**Given exercise:** From the line containing "What does this" through the last line of the material, copy every line exactly, both ends inclusive; do not copy pictures.

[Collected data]
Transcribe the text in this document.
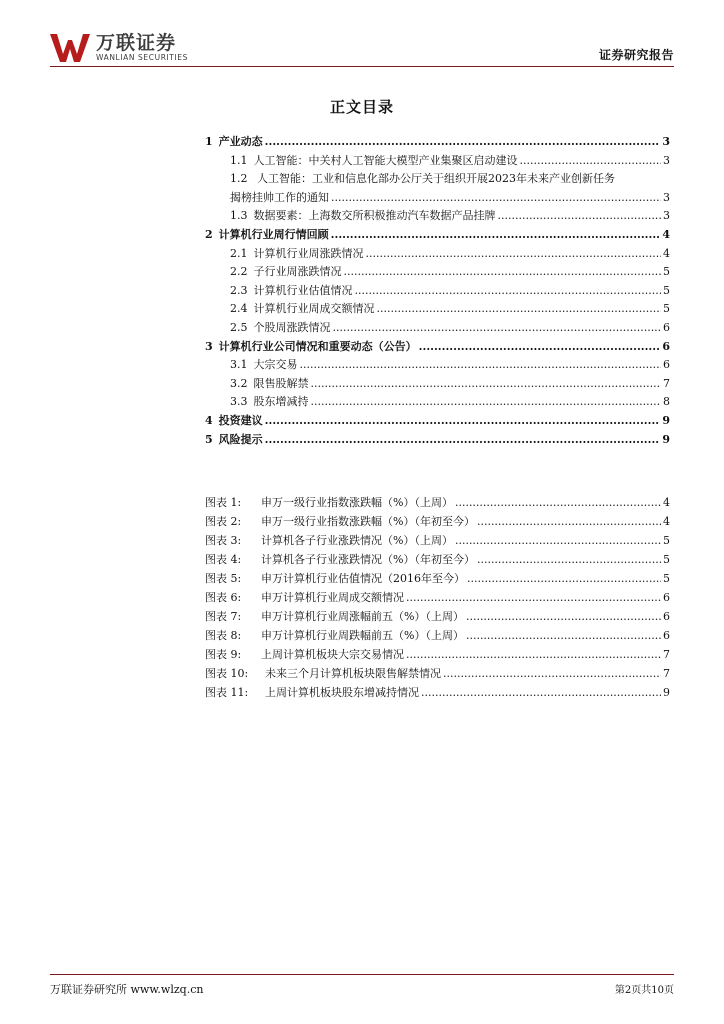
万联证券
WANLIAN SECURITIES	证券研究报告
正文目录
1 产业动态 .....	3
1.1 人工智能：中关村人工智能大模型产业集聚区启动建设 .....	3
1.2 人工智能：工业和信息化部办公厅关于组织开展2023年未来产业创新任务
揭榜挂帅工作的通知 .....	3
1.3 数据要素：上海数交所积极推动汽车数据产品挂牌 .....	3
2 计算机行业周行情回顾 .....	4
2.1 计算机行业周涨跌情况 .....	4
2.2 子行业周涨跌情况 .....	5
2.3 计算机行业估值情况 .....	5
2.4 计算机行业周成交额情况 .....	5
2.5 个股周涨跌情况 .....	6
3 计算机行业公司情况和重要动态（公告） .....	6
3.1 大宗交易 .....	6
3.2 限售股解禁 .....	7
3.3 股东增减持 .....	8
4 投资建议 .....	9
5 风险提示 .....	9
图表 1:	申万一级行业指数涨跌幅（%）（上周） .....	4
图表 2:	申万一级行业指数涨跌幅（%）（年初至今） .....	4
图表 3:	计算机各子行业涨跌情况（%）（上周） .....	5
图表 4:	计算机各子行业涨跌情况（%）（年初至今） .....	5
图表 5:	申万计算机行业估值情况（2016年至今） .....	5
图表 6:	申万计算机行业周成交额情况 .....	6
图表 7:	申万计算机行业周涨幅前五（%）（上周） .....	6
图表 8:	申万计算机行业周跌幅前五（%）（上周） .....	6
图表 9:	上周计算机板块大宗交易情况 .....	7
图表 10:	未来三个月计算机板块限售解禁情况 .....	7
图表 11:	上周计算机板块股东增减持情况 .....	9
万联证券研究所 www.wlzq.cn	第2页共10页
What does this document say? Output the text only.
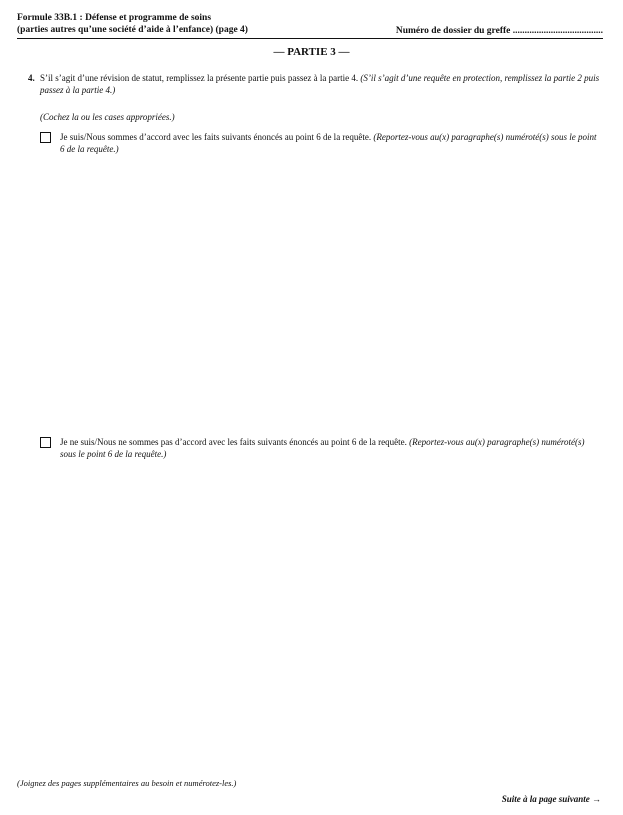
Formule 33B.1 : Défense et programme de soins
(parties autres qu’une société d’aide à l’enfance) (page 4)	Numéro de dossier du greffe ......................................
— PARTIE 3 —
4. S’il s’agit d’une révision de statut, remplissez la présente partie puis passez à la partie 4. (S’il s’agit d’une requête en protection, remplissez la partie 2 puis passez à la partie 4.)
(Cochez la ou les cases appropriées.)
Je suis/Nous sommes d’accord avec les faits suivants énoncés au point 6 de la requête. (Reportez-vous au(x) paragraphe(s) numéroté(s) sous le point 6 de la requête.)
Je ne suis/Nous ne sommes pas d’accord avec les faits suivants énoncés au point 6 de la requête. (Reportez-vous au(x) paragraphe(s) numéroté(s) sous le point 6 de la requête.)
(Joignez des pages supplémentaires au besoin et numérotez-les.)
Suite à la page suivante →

**Result:**
What does this document say? Output the text only.
Formule 33B.1 : Défense et programme de soins
(parties autres qu’une société d’aide à l’enfance) (page 4)	Numéro de dossier du greffe ......................................
— PARTIE 3 —
4. S’il s’agit d’une révision de statut, remplissez la présente partie puis passez à la partie 4. (S’il s’agit d’une requête en protection, remplissez la partie 2 puis passez à la partie 4.)
(Cochez la ou les cases appropriées.)
Je suis/Nous sommes d’accord avec les faits suivants énoncés au point 6 de la requête. (Reportez-vous au(x) paragraphe(s) numéroté(s) sous le point 6 de la requête.)
Je ne suis/Nous ne sommes pas d’accord avec les faits suivants énoncés au point 6 de la requête. (Reportez-vous au(x) paragraphe(s) numéroté(s) sous le point 6 de la requête.)
(Joignez des pages supplémentaires au besoin et numérotez-les.)
Suite à la page suivante →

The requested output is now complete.